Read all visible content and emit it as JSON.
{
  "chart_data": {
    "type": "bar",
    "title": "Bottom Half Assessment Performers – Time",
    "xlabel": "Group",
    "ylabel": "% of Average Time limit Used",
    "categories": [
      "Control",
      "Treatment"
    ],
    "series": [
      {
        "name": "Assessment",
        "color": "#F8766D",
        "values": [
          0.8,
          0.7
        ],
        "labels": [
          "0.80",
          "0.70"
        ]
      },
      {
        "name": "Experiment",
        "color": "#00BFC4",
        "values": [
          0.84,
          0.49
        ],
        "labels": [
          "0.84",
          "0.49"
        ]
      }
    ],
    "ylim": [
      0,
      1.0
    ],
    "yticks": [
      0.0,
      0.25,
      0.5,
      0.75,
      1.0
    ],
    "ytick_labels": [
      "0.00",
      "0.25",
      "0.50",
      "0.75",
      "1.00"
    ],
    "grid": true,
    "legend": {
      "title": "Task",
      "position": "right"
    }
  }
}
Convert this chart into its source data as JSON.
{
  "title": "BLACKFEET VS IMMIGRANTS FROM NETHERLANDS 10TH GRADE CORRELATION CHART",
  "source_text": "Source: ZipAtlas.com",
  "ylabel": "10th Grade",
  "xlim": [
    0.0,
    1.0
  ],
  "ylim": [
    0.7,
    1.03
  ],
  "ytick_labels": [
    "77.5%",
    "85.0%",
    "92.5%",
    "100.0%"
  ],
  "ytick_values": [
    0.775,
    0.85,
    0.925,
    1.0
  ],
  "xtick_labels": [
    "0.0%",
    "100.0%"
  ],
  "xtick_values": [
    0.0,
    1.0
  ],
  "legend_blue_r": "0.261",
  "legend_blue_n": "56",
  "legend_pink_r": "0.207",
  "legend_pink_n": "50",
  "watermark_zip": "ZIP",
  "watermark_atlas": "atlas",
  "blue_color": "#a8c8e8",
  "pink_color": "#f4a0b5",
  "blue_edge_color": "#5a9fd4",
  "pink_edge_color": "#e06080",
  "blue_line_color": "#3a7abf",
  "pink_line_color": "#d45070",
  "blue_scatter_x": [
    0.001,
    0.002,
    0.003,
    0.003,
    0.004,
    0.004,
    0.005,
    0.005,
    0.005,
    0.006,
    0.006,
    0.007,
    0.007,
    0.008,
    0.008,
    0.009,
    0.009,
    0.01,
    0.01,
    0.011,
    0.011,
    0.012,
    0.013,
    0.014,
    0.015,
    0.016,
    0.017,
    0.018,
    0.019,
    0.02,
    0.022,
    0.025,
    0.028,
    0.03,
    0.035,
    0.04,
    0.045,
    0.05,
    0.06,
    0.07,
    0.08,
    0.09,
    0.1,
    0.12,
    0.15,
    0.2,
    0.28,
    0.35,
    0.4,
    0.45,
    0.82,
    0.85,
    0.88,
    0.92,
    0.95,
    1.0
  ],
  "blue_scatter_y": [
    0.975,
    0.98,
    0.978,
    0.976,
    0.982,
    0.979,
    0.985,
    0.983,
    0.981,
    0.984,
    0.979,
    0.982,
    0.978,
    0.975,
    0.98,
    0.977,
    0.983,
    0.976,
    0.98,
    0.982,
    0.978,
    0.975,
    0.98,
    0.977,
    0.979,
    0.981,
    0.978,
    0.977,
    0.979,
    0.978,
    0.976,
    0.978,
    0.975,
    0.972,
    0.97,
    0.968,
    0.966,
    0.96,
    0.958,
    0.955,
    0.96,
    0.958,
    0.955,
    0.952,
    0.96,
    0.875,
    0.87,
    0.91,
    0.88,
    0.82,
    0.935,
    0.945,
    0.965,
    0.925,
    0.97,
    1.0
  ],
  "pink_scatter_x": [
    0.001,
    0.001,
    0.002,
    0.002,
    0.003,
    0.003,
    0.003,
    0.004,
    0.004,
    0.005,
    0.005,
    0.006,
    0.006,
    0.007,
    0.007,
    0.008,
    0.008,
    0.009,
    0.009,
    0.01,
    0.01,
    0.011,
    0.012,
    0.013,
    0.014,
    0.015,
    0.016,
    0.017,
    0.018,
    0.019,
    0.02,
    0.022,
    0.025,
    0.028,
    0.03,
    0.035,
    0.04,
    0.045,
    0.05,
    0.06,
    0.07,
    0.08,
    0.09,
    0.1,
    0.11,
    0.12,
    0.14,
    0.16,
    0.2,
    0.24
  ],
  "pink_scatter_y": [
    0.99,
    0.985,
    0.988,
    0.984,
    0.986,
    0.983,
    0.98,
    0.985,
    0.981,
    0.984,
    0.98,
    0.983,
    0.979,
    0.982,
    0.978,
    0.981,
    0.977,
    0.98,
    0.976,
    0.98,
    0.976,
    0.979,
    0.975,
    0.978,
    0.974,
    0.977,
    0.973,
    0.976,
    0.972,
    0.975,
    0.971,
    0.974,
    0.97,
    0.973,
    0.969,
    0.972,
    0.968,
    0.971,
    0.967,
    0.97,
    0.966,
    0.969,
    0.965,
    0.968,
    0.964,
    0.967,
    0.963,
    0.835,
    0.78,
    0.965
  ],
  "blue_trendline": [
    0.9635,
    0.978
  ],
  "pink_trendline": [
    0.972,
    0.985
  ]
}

◇ ◇ ◇

Direction — Tally the lines that hold the string "title" and state the total, nothing more.

Result for this exercise — 3